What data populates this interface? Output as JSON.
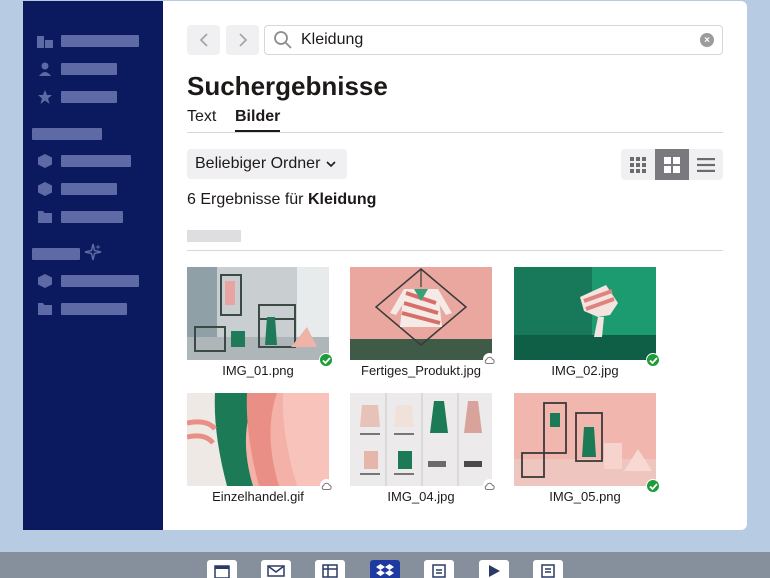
{
  "search": {
    "value": "Kleidung"
  },
  "page": {
    "title": "Suchergebnisse"
  },
  "tabs": [
    {
      "label": "Text"
    },
    {
      "label": "Bilder"
    }
  ],
  "filters": {
    "folder_label": "Beliebiger Ordner"
  },
  "results": {
    "count_prefix": "6 Ergebnisse für",
    "query": "Kleidung"
  },
  "view_modes": [
    "grid-small-icon",
    "grid-large-icon",
    "list-icon"
  ],
  "files": [
    {
      "name": "IMG_01.png",
      "status": "synced"
    },
    {
      "name": "Fertiges_Produkt.jpg",
      "status": "cloud"
    },
    {
      "name": "IMG_02.jpg",
      "status": "synced"
    },
    {
      "name": "Einzelhandel.gif",
      "status": "cloud"
    },
    {
      "name": "IMG_04.jpg",
      "status": "cloud"
    },
    {
      "name": "IMG_05.png",
      "status": "synced"
    }
  ],
  "colors": {
    "sidebar": "#0b1a5e",
    "sidebar_placeholder": "#5d6aa5",
    "synced": "#1d9c3a",
    "background": "#b7cbe3"
  },
  "dock": [
    "calendar-icon",
    "mail-icon",
    "table-icon",
    "dropbox-icon",
    "document-icon",
    "play-icon",
    "notes-icon"
  ]
}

──────

• _WHAT THIS TASK INVOLVES_
Reproduce each record above by retyping it exactly; omit all images.

• _FINAL RESULT_
What data populates this interface? Output as JSON.
{
  "search": {
    "value": "Kleidung"
  },
  "page": {
    "title": "Suchergebnisse"
  },
  "tabs": [
    {
      "label": "Text"
    },
    {
      "label": "Bilder"
    }
  ],
  "filters": {
    "folder_label": "Beliebiger Ordner"
  },
  "results": {
    "count_prefix": "6 Ergebnisse für",
    "query": "Kleidung"
  },
  "view_modes": [
    "grid-small-icon",
    "grid-large-icon",
    "list-icon"
  ],
  "files": [
    {
      "name": "IMG_01.png",
      "status": "synced"
    },
    {
      "name": "Fertiges_Produkt.jpg",
      "status": "cloud"
    },
    {
      "name": "IMG_02.jpg",
      "status": "synced"
    },
    {
      "name": "Einzelhandel.gif",
      "status": "cloud"
    },
    {
      "name": "IMG_04.jpg",
      "status": "cloud"
    },
    {
      "name": "IMG_05.png",
      "status": "synced"
    }
  ],
  "colors": {
    "sidebar": "#0b1a5e",
    "sidebar_placeholder": "#5d6aa5",
    "synced": "#1d9c3a",
    "background": "#b7cbe3"
  },
  "dock": [
    "calendar-icon",
    "mail-icon",
    "table-icon",
    "dropbox-icon",
    "document-icon",
    "play-icon",
    "notes-icon"
  ]
}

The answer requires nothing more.